-- Start of DATASET ROWS --

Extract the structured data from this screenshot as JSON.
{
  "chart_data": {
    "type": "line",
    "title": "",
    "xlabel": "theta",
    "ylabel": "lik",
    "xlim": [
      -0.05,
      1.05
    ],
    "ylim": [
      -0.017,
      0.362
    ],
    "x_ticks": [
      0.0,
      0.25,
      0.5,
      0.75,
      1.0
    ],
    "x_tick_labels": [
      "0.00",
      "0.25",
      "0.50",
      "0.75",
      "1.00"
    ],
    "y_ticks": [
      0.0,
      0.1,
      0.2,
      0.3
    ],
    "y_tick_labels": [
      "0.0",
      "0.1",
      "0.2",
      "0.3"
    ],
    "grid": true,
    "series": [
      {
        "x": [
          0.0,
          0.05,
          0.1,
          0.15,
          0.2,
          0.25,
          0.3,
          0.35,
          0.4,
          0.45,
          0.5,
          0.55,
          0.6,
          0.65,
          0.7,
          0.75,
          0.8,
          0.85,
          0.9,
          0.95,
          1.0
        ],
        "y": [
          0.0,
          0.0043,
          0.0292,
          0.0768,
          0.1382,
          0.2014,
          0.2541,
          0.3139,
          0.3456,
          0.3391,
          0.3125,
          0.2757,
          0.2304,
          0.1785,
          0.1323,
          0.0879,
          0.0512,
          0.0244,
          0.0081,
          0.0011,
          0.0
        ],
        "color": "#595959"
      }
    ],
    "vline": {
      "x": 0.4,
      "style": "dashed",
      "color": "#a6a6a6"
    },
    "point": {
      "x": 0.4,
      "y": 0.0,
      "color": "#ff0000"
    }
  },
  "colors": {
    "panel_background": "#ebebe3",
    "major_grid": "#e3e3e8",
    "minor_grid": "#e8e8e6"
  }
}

-- End of DATASET ROWS --

[TASK GOAL]
Restate all of the entries exactly, please.

[FINISHED ANSWER]
Extract the structured data from this screenshot as JSON.
{
  "chart_data": {
    "type": "line",
    "title": "",
    "xlabel": "theta",
    "ylabel": "lik",
    "xlim": [
      -0.05,
      1.05
    ],
    "ylim": [
      -0.017,
      0.362
    ],
    "x_ticks": [
      0.0,
      0.25,
      0.5,
      0.75,
      1.0
    ],
    "x_tick_labels": [
      "0.00",
      "0.25",
      "0.50",
      "0.75",
      "1.00"
    ],
    "y_ticks": [
      0.0,
      0.1,
      0.2,
      0.3
    ],
    "y_tick_labels": [
      "0.0",
      "0.1",
      "0.2",
      "0.3"
    ],
    "grid": true,
    "series": [
      {
        "x": [
          0.0,
          0.05,
          0.1,
          0.15,
          0.2,
          0.25,
          0.3,
          0.35,
          0.4,
          0.45,
          0.5,
          0.55,
          0.6,
          0.65,
          0.7,
          0.75,
          0.8,
          0.85,
          0.9,
          0.95,
          1.0
        ],
        "y": [
          0.0,
          0.0043,
          0.0292,
          0.0768,
          0.1382,
          0.2014,
          0.2541,
          0.3139,
          0.3456,
          0.3391,
          0.3125,
          0.2757,
          0.2304,
          0.1785,
          0.1323,
          0.0879,
          0.0512,
          0.0244,
          0.0081,
          0.0011,
          0.0
        ],
        "color": "#595959"
      }
    ],
    "vline": {
      "x": 0.4,
      "style": "dashed",
      "color": "#a6a6a6"
    },
    "point": {
      "x": 0.4,
      "y": 0.0,
      "color": "#ff0000"
    }
  },
  "colors": {
    "panel_background": "#ebebe3",
    "major_grid": "#e3e3e8",
    "minor_grid": "#e8e8e6"
  }
}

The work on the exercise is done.